§ **EXERCISE DIRECTIONS**: Find each line containing the word "Apache" and report how many there are. Add nothing else.

§ **DATA FOR THIS TASK**:
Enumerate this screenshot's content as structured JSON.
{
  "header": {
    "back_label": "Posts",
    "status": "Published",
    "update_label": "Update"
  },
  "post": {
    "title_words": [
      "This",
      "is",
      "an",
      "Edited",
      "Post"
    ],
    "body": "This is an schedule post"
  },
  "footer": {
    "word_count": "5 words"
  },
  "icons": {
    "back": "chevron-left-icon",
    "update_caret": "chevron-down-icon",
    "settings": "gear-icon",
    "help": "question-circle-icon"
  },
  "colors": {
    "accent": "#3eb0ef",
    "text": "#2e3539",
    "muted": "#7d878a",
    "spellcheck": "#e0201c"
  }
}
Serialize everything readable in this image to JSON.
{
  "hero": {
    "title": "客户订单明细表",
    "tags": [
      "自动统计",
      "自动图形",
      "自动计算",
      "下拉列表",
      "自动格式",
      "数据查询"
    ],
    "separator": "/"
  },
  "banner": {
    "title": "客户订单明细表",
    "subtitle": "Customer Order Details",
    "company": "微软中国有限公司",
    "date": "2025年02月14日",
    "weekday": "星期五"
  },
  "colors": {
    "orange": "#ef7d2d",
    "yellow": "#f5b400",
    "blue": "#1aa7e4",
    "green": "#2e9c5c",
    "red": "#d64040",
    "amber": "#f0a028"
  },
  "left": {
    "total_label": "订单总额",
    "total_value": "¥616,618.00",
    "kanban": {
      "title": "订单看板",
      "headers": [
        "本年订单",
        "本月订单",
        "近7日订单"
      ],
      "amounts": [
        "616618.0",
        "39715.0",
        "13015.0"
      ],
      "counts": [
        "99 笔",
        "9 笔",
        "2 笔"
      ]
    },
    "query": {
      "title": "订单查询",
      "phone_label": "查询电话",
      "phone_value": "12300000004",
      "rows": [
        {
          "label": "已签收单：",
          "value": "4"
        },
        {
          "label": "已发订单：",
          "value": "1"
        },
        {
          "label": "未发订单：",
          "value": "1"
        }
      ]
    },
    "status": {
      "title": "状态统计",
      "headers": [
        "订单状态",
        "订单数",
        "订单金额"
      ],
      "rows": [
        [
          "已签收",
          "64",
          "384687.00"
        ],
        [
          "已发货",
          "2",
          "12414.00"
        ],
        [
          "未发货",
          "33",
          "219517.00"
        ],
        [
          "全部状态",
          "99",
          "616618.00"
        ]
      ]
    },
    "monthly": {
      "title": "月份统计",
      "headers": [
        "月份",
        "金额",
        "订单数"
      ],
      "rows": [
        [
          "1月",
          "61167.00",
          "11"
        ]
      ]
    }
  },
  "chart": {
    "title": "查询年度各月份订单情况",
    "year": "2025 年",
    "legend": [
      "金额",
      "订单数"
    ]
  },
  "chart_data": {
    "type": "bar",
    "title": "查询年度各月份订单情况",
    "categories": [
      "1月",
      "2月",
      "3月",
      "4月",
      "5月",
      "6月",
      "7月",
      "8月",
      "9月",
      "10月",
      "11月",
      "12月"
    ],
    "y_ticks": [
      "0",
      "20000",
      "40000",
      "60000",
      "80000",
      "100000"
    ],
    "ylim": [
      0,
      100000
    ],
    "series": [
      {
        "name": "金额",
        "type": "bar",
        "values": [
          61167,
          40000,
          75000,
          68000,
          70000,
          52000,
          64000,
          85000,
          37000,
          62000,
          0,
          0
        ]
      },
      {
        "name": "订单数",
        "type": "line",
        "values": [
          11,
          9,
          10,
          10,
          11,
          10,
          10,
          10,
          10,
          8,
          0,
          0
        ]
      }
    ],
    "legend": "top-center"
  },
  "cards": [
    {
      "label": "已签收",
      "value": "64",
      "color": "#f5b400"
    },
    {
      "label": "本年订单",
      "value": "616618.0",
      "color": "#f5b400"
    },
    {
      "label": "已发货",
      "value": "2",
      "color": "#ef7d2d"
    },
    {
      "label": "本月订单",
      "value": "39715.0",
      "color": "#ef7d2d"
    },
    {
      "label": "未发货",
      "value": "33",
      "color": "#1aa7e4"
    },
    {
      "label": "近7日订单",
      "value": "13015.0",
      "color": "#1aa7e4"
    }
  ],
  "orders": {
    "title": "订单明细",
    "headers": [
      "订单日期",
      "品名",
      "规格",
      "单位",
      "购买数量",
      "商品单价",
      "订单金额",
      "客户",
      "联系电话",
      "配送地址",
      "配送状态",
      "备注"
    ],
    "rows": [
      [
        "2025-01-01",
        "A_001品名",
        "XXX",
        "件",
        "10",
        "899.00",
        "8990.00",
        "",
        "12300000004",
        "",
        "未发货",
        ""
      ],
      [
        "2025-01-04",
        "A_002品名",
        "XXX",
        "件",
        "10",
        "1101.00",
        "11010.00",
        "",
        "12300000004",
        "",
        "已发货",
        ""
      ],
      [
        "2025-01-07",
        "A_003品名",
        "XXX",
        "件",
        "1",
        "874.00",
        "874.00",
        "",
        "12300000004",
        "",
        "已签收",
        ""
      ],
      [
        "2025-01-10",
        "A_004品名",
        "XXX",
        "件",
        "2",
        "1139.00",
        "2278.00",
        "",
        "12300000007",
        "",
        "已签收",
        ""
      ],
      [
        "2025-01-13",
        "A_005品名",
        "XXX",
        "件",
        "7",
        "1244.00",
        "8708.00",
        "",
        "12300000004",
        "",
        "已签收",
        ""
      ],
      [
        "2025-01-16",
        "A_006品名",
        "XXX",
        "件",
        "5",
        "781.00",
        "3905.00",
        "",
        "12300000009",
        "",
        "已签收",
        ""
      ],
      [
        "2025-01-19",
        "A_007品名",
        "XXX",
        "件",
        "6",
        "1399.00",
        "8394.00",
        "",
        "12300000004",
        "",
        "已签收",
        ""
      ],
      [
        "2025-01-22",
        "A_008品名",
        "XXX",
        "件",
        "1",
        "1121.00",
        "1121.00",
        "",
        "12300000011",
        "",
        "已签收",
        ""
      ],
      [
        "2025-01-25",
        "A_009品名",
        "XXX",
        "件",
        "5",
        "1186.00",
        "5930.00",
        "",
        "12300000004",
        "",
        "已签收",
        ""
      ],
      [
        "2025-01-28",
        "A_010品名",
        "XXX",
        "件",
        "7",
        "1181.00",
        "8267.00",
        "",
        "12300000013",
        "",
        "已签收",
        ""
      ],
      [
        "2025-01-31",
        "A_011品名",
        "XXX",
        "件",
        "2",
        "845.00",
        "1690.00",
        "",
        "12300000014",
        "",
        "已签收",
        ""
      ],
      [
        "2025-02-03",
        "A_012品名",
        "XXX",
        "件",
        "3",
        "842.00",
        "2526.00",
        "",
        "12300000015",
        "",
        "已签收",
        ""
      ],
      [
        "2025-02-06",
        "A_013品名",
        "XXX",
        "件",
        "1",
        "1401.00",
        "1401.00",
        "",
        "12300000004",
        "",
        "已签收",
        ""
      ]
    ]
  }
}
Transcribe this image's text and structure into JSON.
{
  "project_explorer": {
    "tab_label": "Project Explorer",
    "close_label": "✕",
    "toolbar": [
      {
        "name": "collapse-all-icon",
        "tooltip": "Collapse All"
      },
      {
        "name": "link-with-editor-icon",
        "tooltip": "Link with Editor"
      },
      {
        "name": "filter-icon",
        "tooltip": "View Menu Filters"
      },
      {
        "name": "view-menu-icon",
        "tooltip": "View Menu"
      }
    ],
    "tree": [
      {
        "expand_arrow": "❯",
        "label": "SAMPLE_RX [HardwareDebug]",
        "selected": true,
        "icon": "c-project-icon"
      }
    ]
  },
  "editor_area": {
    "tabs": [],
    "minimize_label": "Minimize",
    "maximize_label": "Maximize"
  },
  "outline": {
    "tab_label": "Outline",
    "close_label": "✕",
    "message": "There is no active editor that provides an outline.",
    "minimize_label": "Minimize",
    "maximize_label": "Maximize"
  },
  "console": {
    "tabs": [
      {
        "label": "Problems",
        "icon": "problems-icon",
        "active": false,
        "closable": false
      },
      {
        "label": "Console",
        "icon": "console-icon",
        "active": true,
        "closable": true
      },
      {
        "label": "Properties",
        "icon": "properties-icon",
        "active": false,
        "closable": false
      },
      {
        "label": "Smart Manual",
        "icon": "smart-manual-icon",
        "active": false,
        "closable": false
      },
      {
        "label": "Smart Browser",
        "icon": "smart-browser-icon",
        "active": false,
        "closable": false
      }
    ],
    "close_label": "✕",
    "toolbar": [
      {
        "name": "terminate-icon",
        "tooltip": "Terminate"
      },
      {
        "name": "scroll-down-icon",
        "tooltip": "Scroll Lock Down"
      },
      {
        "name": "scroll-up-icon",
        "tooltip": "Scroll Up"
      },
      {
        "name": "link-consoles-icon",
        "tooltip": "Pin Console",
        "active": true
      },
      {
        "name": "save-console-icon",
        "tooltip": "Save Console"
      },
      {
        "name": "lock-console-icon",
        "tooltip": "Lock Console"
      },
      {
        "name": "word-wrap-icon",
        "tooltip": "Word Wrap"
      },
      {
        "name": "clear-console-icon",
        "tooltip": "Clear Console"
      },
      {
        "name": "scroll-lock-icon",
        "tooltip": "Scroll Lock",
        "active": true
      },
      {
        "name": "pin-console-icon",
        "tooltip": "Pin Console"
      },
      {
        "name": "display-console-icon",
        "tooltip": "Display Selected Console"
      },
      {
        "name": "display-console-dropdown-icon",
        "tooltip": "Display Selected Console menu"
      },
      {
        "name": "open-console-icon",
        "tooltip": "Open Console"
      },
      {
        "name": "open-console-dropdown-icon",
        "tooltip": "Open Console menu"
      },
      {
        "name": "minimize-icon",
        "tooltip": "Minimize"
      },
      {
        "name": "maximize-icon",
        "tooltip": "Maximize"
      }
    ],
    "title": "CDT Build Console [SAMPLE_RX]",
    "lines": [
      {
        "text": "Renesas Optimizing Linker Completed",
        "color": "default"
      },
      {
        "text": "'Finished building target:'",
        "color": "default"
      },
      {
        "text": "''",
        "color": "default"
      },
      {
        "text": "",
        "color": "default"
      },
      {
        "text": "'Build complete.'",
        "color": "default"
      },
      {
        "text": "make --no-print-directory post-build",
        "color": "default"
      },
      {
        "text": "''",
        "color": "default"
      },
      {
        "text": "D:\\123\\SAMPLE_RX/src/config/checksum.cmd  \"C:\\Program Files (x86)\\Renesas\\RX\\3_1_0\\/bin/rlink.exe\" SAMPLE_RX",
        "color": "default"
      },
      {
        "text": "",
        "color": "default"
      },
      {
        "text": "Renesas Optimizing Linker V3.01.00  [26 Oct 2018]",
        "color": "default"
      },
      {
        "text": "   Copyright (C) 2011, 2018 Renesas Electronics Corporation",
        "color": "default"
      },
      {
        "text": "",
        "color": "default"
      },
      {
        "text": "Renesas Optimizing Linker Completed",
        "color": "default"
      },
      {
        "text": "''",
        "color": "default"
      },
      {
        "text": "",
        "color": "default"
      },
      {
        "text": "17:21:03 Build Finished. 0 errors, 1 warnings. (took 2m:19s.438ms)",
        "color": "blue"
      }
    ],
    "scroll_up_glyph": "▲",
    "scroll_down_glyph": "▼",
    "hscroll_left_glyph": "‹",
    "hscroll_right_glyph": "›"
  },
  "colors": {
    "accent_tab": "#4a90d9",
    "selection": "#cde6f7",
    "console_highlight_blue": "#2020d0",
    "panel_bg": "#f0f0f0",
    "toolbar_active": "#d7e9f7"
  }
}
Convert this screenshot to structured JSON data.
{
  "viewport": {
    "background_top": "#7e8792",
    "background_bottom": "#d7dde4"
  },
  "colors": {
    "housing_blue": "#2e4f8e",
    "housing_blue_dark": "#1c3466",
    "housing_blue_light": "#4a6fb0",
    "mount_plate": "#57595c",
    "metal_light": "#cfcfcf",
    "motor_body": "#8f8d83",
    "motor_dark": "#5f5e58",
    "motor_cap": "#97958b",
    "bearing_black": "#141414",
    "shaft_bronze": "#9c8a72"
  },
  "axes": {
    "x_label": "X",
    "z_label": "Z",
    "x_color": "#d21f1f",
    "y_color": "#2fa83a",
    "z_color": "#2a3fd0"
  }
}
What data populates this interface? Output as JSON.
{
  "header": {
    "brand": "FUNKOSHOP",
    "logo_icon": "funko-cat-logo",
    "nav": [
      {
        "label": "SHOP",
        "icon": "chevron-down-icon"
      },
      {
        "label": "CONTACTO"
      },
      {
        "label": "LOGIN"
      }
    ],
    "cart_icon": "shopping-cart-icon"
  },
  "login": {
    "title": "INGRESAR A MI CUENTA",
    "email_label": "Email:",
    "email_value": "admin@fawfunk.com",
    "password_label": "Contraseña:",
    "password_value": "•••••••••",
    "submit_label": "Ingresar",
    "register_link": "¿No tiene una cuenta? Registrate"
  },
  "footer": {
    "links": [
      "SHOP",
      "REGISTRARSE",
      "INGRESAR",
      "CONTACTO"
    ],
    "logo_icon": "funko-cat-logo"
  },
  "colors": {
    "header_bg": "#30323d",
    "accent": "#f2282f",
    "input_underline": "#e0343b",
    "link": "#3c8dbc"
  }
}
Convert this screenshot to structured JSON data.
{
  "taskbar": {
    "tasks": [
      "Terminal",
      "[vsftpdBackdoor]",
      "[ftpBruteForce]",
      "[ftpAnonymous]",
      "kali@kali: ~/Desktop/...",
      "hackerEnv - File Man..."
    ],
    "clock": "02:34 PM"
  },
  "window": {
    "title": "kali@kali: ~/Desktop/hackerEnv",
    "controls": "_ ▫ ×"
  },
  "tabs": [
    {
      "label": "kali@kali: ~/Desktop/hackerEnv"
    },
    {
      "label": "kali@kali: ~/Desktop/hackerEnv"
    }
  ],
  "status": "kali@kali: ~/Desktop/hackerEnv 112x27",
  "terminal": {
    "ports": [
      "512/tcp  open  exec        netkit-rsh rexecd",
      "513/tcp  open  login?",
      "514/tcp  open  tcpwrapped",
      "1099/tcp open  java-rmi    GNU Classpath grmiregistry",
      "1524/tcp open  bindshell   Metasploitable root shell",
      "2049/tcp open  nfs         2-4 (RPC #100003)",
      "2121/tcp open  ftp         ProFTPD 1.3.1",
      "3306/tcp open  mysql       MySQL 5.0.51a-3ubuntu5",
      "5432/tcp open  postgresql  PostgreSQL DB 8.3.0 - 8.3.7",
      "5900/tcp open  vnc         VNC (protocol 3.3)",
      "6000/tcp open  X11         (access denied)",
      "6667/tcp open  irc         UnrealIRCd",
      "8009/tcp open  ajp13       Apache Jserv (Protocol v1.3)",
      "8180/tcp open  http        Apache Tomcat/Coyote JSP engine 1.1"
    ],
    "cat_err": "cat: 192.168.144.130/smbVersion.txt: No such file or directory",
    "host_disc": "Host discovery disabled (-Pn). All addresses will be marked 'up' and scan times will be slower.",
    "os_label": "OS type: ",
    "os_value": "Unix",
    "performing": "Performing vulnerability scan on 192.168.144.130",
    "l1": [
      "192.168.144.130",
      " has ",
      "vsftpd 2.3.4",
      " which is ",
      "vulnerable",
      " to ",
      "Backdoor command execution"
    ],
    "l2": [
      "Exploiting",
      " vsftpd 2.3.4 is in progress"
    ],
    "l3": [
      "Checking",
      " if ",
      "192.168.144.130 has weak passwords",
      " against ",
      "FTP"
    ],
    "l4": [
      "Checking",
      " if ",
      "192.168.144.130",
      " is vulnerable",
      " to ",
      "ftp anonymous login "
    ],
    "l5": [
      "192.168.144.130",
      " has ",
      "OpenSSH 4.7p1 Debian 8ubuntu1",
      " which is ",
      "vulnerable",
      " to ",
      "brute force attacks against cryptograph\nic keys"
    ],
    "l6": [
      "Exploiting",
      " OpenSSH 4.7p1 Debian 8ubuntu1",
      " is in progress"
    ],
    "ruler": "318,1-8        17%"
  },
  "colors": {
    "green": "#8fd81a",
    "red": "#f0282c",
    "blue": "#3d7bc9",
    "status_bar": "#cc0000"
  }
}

§ **FINAL RESULT**: 2